◆ **Consigna**
Transcribe sin cambios el pasaje del texto sobre los sacerdotes y la Eucaristía que comienza con las palabras "Los ministros de" y termina con "desinteresado.".

◆ **Extracto de página**
Nada más justo que este gesto de caridad hacia quienes consagraron sus vidas a la
causa del Evangelio. El autor de la Carta a los Hebreos nos exhorta a hacer memoria de
los pastores que ya concluyeron su vida terrena y a retener sus buenos ejemplos:
“Acuérdense de quienes los dirigían, porque ellos les anunciaron la Palabra de Dios:
consideren cómo terminó su vida e imiten su fe” (Heb 13,7).
Un sacerdote es alguien que vive anunciando el Evangelio, santificando a los
hombres con la gracia de los sacramentos, y guiando a las comunidades cristianas en su
testimonio ante el mundo. Pero estas tres funciones de su oficio sagrado, se ejercen todas
juntas principalmente en la celebración de la Eucaristía, que es el centro de nuestro
ministerio (cf. LG 28).
Existe, en efecto, una relación intrínseca entre la Palabra de Dios explicada en la homilía y
el misterio del sacrificio eucarístico. En cuanto a la función de santificar, sabemos que la
Eucaristía es la culminación o término hacia el cual tiende la gracia de los otros
sacramentos. Igualmente, el ejercicio de la autoridad dentro de la Iglesia queda
vinculado con el sentido profundo de la Eucaristía, pues debemos recordar el ejemplo de
Jesús en la Última Cena cuando lavó los pies a los suyos, y nos dejó una enseñanza
sobre el carácter servicial de la autoridad.
Si la Eucaristía es el centro de la vida de la Iglesia, ella lo es por antonomasia en la
vida del obispo y de los sacerdotes, pues entre todas sus actividades nada hay más
importante que ella. ¿Qué más lógico, por tanto, que recordar en la celebración
eucarística a quienes, en cuanto ministros de Cristo y de la Iglesia, transcurrieron sus
vidas haciendo presente en nuestros altares a nuestro Salvador en su mismo acto de
amor redentor, en su sacrificio por nosotros?
Los ministros de la Iglesia, actuamos llevando la representación sacramental y
eficaz de Cristo; pero hemos sido tomados del barro común y también sobrellevamos
nuestra carga de debilidad. Comunicamos a otros la gracia que santifica, no como tesoro
propio, sino como administradores del mismo: “Llevamos este tesoro en vasos de
barro, para que se vea bien que este poder extraordinario no procede de nosotros, sino
de Dios” (2Cor 4,7). Ayudamos a otros a convertirse a una vida entendida como don de
amor, pero compartimos con todos los fieles el combate cotidiano a fin de que el
realismo de la vida no termine opacando en nosotros el testimonio del amor fuerte y
desinteresado.

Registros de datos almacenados

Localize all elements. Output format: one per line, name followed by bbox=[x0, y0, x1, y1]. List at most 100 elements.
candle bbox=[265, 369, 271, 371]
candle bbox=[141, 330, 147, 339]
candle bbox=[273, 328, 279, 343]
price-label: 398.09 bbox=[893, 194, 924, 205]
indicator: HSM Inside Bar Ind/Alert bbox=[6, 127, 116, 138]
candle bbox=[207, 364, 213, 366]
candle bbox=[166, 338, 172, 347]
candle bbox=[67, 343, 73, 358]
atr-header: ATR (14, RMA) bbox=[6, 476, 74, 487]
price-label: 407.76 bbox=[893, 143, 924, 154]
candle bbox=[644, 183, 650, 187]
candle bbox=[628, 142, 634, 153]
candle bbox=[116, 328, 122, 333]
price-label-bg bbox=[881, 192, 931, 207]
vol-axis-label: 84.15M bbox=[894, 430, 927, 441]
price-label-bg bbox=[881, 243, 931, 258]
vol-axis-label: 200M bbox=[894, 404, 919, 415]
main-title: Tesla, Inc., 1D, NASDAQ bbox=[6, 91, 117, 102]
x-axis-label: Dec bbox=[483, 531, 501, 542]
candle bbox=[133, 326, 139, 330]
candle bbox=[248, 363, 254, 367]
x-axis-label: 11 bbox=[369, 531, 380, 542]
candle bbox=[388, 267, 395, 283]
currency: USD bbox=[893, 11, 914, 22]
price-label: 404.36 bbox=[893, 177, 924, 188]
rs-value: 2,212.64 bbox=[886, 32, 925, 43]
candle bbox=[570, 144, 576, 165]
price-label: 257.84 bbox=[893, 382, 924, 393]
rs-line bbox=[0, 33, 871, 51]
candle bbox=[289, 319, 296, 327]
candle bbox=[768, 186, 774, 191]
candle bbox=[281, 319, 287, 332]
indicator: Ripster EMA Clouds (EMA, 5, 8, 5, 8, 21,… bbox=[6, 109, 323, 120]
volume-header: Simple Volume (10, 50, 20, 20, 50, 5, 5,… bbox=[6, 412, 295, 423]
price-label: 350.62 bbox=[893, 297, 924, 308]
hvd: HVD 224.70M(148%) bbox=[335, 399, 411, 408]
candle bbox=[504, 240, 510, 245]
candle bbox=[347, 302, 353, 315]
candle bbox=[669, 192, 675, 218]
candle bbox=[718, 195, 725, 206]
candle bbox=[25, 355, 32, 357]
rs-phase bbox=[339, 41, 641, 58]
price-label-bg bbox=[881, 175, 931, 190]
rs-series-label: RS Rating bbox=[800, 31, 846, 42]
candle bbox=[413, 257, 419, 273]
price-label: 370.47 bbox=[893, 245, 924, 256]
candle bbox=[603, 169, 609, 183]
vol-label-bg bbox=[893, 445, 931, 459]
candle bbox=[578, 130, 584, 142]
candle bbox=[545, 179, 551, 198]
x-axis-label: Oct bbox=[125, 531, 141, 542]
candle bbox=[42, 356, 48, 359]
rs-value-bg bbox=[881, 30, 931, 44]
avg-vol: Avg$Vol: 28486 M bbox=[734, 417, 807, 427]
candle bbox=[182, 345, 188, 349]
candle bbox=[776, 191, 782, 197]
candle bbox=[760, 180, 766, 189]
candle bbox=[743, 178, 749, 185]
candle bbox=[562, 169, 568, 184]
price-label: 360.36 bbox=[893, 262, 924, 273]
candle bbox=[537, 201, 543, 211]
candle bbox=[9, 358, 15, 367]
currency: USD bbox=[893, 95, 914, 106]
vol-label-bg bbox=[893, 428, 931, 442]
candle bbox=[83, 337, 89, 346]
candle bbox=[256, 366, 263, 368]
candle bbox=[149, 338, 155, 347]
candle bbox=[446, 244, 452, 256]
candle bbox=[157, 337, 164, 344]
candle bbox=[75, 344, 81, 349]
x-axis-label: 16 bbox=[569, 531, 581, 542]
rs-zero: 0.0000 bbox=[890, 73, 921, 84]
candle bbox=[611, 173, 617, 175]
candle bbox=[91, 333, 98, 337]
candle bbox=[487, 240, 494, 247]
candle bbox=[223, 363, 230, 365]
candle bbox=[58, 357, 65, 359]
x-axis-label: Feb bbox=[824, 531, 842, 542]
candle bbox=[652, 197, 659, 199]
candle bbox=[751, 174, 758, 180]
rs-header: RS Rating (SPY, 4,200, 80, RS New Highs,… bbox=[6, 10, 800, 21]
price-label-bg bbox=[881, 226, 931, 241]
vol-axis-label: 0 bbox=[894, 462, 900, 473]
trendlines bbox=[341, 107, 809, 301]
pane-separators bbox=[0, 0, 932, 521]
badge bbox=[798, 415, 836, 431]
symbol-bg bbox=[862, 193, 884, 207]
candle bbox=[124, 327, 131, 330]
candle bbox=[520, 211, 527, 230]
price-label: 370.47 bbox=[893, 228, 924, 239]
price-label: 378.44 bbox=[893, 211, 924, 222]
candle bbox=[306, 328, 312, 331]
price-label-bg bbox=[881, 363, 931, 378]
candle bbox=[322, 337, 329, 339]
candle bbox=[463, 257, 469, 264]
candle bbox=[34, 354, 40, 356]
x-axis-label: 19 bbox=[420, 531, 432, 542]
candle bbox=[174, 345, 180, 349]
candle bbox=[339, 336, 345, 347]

◆ **Solución**
Los ministros de la Iglesia, actuamos llevando la representación sacramental y
eficaz de Cristo; pero hemos sido tomados del barro común y también sobrellevamos
nuestra carga de debilidad. Comunicamos a otros la gracia que santifica, no como tesoro
propio, sino como administradores del mismo: “Llevamos este tesoro en vasos de
barro, para que se vea bien que este poder extraordinario no procede de nosotros, sino
de Dios” (2Cor 4,7). Ayudamos a otros a convertirse a una vida entendida como don de
amor, pero compartimos con todos los fieles el combate cotidiano a fin de que el
realismo de la vida no termine opacando en nosotros el testimonio del amor fuerte y
desinteresado.